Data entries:
※

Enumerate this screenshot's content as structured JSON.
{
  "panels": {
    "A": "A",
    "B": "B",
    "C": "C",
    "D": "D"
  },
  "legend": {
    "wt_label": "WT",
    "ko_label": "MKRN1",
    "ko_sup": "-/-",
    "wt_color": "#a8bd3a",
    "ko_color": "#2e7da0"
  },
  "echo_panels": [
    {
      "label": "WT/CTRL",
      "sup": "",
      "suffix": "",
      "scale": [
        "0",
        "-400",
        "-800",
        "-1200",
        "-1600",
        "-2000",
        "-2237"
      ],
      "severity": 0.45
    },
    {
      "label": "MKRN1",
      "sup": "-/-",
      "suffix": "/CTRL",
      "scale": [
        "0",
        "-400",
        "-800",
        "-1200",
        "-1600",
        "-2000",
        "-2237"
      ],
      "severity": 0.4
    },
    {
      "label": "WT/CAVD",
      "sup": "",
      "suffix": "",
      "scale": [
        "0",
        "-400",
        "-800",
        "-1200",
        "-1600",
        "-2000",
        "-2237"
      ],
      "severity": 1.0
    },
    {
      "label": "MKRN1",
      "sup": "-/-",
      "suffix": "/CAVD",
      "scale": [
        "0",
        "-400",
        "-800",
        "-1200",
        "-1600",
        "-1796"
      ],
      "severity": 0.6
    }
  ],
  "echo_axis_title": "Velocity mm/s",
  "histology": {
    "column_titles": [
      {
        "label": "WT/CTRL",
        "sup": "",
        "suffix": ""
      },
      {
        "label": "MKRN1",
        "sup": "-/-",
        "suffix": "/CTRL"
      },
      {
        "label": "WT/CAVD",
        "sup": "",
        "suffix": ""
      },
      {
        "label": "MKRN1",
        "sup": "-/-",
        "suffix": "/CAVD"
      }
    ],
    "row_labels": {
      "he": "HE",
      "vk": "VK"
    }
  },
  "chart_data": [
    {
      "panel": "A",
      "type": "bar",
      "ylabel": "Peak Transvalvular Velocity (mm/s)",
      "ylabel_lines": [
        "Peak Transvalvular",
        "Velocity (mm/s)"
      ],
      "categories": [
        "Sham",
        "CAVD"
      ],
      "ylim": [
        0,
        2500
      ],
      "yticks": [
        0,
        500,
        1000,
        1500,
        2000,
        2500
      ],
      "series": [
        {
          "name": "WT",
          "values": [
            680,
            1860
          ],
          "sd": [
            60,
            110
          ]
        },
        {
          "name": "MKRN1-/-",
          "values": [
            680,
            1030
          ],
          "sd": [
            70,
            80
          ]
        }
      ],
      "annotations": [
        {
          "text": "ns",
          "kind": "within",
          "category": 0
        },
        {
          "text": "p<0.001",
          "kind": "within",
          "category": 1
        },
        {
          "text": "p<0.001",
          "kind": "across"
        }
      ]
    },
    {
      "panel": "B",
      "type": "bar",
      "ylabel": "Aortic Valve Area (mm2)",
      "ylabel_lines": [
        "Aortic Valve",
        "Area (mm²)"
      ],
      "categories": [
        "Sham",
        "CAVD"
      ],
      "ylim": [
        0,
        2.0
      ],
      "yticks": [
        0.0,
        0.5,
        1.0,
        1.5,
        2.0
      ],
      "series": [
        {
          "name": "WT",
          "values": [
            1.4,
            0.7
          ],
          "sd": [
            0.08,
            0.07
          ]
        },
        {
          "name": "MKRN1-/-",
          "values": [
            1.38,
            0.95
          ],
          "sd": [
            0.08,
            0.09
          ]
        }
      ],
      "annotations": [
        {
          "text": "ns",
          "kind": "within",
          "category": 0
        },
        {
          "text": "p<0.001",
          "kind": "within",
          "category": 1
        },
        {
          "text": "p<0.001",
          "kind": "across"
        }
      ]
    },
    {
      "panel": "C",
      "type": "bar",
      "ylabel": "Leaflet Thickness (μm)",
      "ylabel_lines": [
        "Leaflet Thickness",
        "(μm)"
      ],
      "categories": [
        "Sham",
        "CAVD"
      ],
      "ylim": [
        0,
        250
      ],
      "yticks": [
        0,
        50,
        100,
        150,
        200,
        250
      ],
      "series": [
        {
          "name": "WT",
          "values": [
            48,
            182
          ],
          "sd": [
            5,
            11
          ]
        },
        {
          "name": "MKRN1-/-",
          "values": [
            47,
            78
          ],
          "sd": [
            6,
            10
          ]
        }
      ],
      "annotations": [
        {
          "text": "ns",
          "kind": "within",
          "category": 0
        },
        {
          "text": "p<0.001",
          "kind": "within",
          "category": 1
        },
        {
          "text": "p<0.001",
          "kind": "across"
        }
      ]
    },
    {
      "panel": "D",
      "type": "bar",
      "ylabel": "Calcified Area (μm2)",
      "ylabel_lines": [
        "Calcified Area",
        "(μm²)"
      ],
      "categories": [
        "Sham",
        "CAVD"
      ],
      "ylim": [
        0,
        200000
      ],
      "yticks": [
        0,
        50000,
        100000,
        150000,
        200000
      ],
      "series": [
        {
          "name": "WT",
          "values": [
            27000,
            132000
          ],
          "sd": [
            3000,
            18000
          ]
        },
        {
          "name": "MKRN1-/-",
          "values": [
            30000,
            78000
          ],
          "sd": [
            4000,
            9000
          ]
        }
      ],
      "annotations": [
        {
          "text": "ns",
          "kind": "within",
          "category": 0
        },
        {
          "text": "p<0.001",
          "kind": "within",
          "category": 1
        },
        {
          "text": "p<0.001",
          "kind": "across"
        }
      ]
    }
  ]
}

※

Instructions for the task:
Retype all of the data shown above, word for word.

Correct answer:
Enumerate this screenshot's content as structured JSON.
{
  "panels": {
    "A": "A",
    "B": "B",
    "C": "C",
    "D": "D"
  },
  "legend": {
    "wt_label": "WT",
    "ko_label": "MKRN1",
    "ko_sup": "-/-",
    "wt_color": "#a8bd3a",
    "ko_color": "#2e7da0"
  },
  "echo_panels": [
    {
      "label": "WT/CTRL",
      "sup": "",
      "suffix": "",
      "scale": [
        "0",
        "-400",
        "-800",
        "-1200",
        "-1600",
        "-2000",
        "-2237"
      ],
      "severity": 0.45
    },
    {
      "label": "MKRN1",
      "sup": "-/-",
      "suffix": "/CTRL",
      "scale": [
        "0",
        "-400",
        "-800",
        "-1200",
        "-1600",
        "-2000",
        "-2237"
      ],
      "severity": 0.4
    },
    {
      "label": "WT/CAVD",
      "sup": "",
      "suffix": "",
      "scale": [
        "0",
        "-400",
        "-800",
        "-1200",
        "-1600",
        "-2000",
        "-2237"
      ],
      "severity": 1.0
    },
    {
      "label": "MKRN1",
      "sup": "-/-",
      "suffix": "/CAVD",
      "scale": [
        "0",
        "-400",
        "-800",
        "-1200",
        "-1600",
        "-1796"
      ],
      "severity": 0.6
    }
  ],
  "echo_axis_title": "Velocity mm/s",
  "histology": {
    "column_titles": [
      {
        "label": "WT/CTRL",
        "sup": "",
        "suffix": ""
      },
      {
        "label": "MKRN1",
        "sup": "-/-",
        "suffix": "/CTRL"
      },
      {
        "label": "WT/CAVD",
        "sup": "",
        "suffix": ""
      },
      {
        "label": "MKRN1",
        "sup": "-/-",
        "suffix": "/CAVD"
      }
    ],
    "row_labels": {
      "he": "HE",
      "vk": "VK"
    }
  },
  "chart_data": [
    {
      "panel": "A",
      "type": "bar",
      "ylabel": "Peak Transvalvular Velocity (mm/s)",
      "ylabel_lines": [
        "Peak Transvalvular",
        "Velocity (mm/s)"
      ],
      "categories": [
        "Sham",
        "CAVD"
      ],
      "ylim": [
        0,
        2500
      ],
      "yticks": [
        0,
        500,
        1000,
        1500,
        2000,
        2500
      ],
      "series": [
        {
          "name": "WT",
          "values": [
            680,
            1860
          ],
          "sd": [
            60,
            110
          ]
        },
        {
          "name": "MKRN1-/-",
          "values": [
            680,
            1030
          ],
          "sd": [
            70,
            80
          ]
        }
      ],
      "annotations": [
        {
          "text": "ns",
          "kind": "within",
          "category": 0
        },
        {
          "text": "p<0.001",
          "kind": "within",
          "category": 1
        },
        {
          "text": "p<0.001",
          "kind": "across"
        }
      ]
    },
    {
      "panel": "B",
      "type": "bar",
      "ylabel": "Aortic Valve Area (mm2)",
      "ylabel_lines": [
        "Aortic Valve",
        "Area (mm²)"
      ],
      "categories": [
        "Sham",
        "CAVD"
      ],
      "ylim": [
        0,
        2.0
      ],
      "yticks": [
        0.0,
        0.5,
        1.0,
        1.5,
        2.0
      ],
      "series": [
        {
          "name": "WT",
          "values": [
            1.4,
            0.7
          ],
          "sd": [
            0.08,
            0.07
          ]
        },
        {
          "name": "MKRN1-/-",
          "values": [
            1.38,
            0.95
          ],
          "sd": [
            0.08,
            0.09
          ]
        }
      ],
      "annotations": [
        {
          "text": "ns",
          "kind": "within",
          "category": 0
        },
        {
          "text": "p<0.001",
          "kind": "within",
          "category": 1
        },
        {
          "text": "p<0.001",
          "kind": "across"
        }
      ]
    },
    {
      "panel": "C",
      "type": "bar",
      "ylabel": "Leaflet Thickness (μm)",
      "ylabel_lines": [
        "Leaflet Thickness",
        "(μm)"
      ],
      "categories": [
        "Sham",
        "CAVD"
      ],
      "ylim": [
        0,
        250
      ],
      "yticks": [
        0,
        50,
        100,
        150,
        200,
        250
      ],
      "series": [
        {
          "name": "WT",
          "values": [
            48,
            182
          ],
          "sd": [
            5,
            11
          ]
        },
        {
          "name": "MKRN1-/-",
          "values": [
            47,
            78
          ],
          "sd": [
            6,
            10
          ]
        }
      ],
      "annotations": [
        {
          "text": "ns",
          "kind": "within",
          "category": 0
        },
        {
          "text": "p<0.001",
          "kind": "within",
          "category": 1
        },
        {
          "text": "p<0.001",
          "kind": "across"
        }
      ]
    },
    {
      "panel": "D",
      "type": "bar",
      "ylabel": "Calcified Area (μm2)",
      "ylabel_lines": [
        "Calcified Area",
        "(μm²)"
      ],
      "categories": [
        "Sham",
        "CAVD"
      ],
      "ylim": [
        0,
        200000
      ],
      "yticks": [
        0,
        50000,
        100000,
        150000,
        200000
      ],
      "series": [
        {
          "name": "WT",
          "values": [
            27000,
            132000
          ],
          "sd": [
            3000,
            18000
          ]
        },
        {
          "name": "MKRN1-/-",
          "values": [
            30000,
            78000
          ],
          "sd": [
            4000,
            9000
          ]
        }
      ],
      "annotations": [
        {
          "text": "ns",
          "kind": "within",
          "category": 0
        },
        {
          "text": "p<0.001",
          "kind": "within",
          "category": 1
        },
        {
          "text": "p<0.001",
          "kind": "across"
        }
      ]
    }
  ]
}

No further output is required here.